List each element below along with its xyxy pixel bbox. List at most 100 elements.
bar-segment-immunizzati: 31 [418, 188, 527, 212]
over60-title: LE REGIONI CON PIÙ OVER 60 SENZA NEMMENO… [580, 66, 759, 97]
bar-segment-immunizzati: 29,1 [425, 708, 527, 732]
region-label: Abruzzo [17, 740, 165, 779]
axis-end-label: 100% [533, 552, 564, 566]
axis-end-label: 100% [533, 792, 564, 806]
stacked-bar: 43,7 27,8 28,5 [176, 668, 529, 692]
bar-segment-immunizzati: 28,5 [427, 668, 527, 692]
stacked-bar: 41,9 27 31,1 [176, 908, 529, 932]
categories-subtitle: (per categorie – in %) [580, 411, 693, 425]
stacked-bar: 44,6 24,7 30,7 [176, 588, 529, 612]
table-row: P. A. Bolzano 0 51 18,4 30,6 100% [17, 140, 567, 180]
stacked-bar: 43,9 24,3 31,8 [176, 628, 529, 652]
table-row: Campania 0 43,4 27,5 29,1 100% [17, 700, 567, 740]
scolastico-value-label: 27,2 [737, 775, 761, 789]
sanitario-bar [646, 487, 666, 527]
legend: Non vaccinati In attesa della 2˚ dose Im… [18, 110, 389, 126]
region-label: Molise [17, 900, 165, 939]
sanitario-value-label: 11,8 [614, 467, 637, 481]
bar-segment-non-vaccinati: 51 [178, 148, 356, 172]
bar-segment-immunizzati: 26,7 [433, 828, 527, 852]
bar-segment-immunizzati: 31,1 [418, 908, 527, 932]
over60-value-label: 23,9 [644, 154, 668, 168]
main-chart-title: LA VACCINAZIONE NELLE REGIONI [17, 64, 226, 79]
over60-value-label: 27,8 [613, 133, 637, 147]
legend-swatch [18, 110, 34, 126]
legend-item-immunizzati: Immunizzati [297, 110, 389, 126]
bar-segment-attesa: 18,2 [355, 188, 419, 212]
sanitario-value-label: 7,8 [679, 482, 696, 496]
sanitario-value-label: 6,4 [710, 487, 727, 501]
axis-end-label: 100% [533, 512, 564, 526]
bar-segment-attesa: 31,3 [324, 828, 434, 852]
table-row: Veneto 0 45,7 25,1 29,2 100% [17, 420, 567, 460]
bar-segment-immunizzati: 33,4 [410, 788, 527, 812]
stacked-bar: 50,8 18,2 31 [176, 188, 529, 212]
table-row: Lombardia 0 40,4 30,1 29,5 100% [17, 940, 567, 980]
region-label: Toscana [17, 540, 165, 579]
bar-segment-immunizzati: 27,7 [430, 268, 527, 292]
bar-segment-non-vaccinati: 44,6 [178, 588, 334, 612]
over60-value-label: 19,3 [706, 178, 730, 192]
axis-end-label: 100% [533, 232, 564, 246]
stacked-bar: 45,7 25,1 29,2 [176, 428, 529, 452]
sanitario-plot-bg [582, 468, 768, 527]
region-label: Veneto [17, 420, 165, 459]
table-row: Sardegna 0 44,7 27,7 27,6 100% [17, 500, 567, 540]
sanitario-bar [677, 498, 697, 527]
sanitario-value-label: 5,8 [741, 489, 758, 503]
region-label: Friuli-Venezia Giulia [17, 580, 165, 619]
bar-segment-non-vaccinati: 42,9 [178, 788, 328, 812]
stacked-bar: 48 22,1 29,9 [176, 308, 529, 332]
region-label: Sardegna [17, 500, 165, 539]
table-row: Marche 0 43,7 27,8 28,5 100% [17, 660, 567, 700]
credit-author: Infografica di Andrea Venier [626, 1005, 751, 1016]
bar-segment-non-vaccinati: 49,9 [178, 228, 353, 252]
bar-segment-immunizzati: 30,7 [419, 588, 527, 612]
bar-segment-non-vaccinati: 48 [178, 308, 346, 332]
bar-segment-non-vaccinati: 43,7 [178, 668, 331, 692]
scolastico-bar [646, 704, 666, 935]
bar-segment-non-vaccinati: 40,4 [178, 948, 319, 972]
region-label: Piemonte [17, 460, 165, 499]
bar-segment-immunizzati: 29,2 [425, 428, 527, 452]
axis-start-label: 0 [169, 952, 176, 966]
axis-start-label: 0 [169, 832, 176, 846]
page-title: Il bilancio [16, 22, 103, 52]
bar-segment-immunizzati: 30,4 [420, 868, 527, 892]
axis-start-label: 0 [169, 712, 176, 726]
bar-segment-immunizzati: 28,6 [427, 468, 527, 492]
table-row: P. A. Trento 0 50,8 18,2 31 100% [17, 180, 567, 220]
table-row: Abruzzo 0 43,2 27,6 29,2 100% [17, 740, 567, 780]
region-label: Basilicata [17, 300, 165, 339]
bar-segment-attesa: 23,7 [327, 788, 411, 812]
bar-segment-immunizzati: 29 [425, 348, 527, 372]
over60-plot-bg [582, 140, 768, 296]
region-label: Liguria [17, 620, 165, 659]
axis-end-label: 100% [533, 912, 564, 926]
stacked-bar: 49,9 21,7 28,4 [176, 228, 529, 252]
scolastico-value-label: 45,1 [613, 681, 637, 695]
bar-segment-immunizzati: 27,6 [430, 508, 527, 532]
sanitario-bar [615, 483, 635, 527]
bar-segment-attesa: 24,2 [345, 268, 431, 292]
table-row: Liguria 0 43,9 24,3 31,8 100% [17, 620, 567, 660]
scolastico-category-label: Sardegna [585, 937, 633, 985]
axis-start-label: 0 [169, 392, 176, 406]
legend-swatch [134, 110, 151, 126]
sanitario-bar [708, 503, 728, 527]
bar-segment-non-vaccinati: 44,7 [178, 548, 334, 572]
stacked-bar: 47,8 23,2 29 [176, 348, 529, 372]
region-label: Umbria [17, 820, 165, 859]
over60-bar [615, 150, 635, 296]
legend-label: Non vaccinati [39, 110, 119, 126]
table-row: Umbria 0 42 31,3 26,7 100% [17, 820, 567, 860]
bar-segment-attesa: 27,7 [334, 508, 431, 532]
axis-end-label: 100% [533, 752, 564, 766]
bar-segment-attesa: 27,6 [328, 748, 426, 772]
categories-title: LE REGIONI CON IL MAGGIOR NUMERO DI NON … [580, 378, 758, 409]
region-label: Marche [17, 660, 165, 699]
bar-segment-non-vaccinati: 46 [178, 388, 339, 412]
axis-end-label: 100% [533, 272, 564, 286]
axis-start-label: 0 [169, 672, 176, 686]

## WRITTEN REQUEST
Copy every one of these items line for line, without changing anything.

## THE OUTPUT
List each element below along with its xyxy pixel bbox. List at most 100 elements.
bar-segment-immunizzati: 31 [418, 188, 527, 212]
over60-title: LE REGIONI CON PIÙ OVER 60 SENZA NEMMENO… [580, 66, 759, 97]
bar-segment-immunizzati: 29,1 [425, 708, 527, 732]
region-label: Abruzzo [17, 740, 165, 779]
axis-end-label: 100% [533, 552, 564, 566]
axis-end-label: 100% [533, 792, 564, 806]
stacked-bar: 43,7 27,8 28,5 [176, 668, 529, 692]
bar-segment-immunizzati: 28,5 [427, 668, 527, 692]
stacked-bar: 41,9 27 31,1 [176, 908, 529, 932]
categories-subtitle: (per categorie – in %) [580, 411, 693, 425]
stacked-bar: 44,6 24,7 30,7 [176, 588, 529, 612]
table-row: P. A. Bolzano 0 51 18,4 30,6 100% [17, 140, 567, 180]
stacked-bar: 43,9 24,3 31,8 [176, 628, 529, 652]
table-row: Campania 0 43,4 27,5 29,1 100% [17, 700, 567, 740]
scolastico-value-label: 27,2 [737, 775, 761, 789]
sanitario-bar [646, 487, 666, 527]
legend: Non vaccinati In attesa della 2˚ dose Im… [18, 110, 389, 126]
region-label: Molise [17, 900, 165, 939]
sanitario-value-label: 11,8 [614, 467, 637, 481]
bar-segment-non-vaccinati: 51 [178, 148, 356, 172]
bar-segment-immunizzati: 26,7 [433, 828, 527, 852]
bar-segment-immunizzati: 31,1 [418, 908, 527, 932]
over60-value-label: 23,9 [644, 154, 668, 168]
main-chart-title: LA VACCINAZIONE NELLE REGIONI [17, 64, 226, 79]
over60-value-label: 27,8 [613, 133, 637, 147]
legend-swatch [18, 110, 34, 126]
legend-item-immunizzati: Immunizzati [297, 110, 389, 126]
bar-segment-attesa: 18,2 [355, 188, 419, 212]
sanitario-value-label: 7,8 [679, 482, 696, 496]
sanitario-value-label: 6,4 [710, 487, 727, 501]
axis-end-label: 100% [533, 512, 564, 526]
bar-segment-attesa: 31,3 [324, 828, 434, 852]
table-row: Veneto 0 45,7 25,1 29,2 100% [17, 420, 567, 460]
bar-segment-immunizzati: 33,4 [410, 788, 527, 812]
stacked-bar: 50,8 18,2 31 [176, 188, 529, 212]
table-row: Lombardia 0 40,4 30,1 29,5 100% [17, 940, 567, 980]
region-label: Toscana [17, 540, 165, 579]
bar-segment-immunizzati: 27,7 [430, 268, 527, 292]
bar-segment-non-vaccinati: 44,6 [178, 588, 334, 612]
over60-value-label: 19,3 [706, 178, 730, 192]
axis-end-label: 100% [533, 232, 564, 246]
stacked-bar: 45,7 25,1 29,2 [176, 428, 529, 452]
sanitario-plot-bg [582, 468, 768, 527]
region-label: Veneto [17, 420, 165, 459]
table-row: Sardegna 0 44,7 27,7 27,6 100% [17, 500, 567, 540]
sanitario-bar [677, 498, 697, 527]
sanitario-value-label: 5,8 [741, 489, 758, 503]
region-label: Friuli-Venezia Giulia [17, 580, 165, 619]
bar-segment-non-vaccinati: 42,9 [178, 788, 328, 812]
stacked-bar: 48 22,1 29,9 [176, 308, 529, 332]
region-label: Sardegna [17, 500, 165, 539]
table-row: Marche 0 43,7 27,8 28,5 100% [17, 660, 567, 700]
credit-author: Infografica di Andrea Venier [626, 1005, 751, 1016]
bar-segment-non-vaccinati: 49,9 [178, 228, 353, 252]
bar-segment-immunizzati: 30,7 [419, 588, 527, 612]
bar-segment-non-vaccinati: 48 [178, 308, 346, 332]
bar-segment-non-vaccinati: 43,7 [178, 668, 331, 692]
scolastico-bar [646, 704, 666, 935]
bar-segment-non-vaccinati: 40,4 [178, 948, 319, 972]
region-label: Piemonte [17, 460, 165, 499]
bar-segment-immunizzati: 29,2 [425, 428, 527, 452]
axis-start-label: 0 [169, 952, 176, 966]
axis-start-label: 0 [169, 832, 176, 846]
page-title: Il bilancio [16, 22, 103, 52]
bar-segment-immunizzati: 30,4 [420, 868, 527, 892]
axis-start-label: 0 [169, 712, 176, 726]
bar-segment-immunizzati: 28,6 [427, 468, 527, 492]
table-row: P. A. Trento 0 50,8 18,2 31 100% [17, 180, 567, 220]
table-row: Abruzzo 0 43,2 27,6 29,2 100% [17, 740, 567, 780]
region-label: Basilicata [17, 300, 165, 339]
bar-segment-attesa: 23,7 [327, 788, 411, 812]
bar-segment-immunizzati: 29 [425, 348, 527, 372]
over60-plot-bg [582, 140, 768, 296]
region-label: Liguria [17, 620, 165, 659]
axis-end-label: 100% [533, 912, 564, 926]
stacked-bar: 49,9 21,7 28,4 [176, 228, 529, 252]
scolastico-value-label: 45,1 [613, 681, 637, 695]
bar-segment-immunizzati: 27,6 [430, 508, 527, 532]
sanitario-bar [615, 483, 635, 527]
bar-segment-attesa: 24,2 [345, 268, 431, 292]
table-row: Liguria 0 43,9 24,3 31,8 100% [17, 620, 567, 660]
scolastico-category-label: Sardegna [585, 937, 633, 985]
axis-start-label: 0 [169, 392, 176, 406]
legend-swatch [134, 110, 151, 126]
sanitario-bar [708, 503, 728, 527]
bar-segment-non-vaccinati: 44,7 [178, 548, 334, 572]
stacked-bar: 47,8 23,2 29 [176, 348, 529, 372]
region-label: Umbria [17, 820, 165, 859]
over60-bar [615, 150, 635, 296]
legend-label: Non vaccinati [39, 110, 119, 126]
table-row: Umbria 0 42 31,3 26,7 100% [17, 820, 567, 860]
bar-segment-attesa: 27,7 [334, 508, 431, 532]
axis-end-label: 100% [533, 752, 564, 766]
bar-segment-attesa: 27,6 [328, 748, 426, 772]
categories-title: LE REGIONI CON IL MAGGIOR NUMERO DI NON … [580, 378, 758, 409]
region-label: Marche [17, 660, 165, 699]
bar-segment-non-vaccinati: 46 [178, 388, 339, 412]
axis-end-label: 100% [533, 272, 564, 286]
axis-start-label: 0 [169, 672, 176, 686]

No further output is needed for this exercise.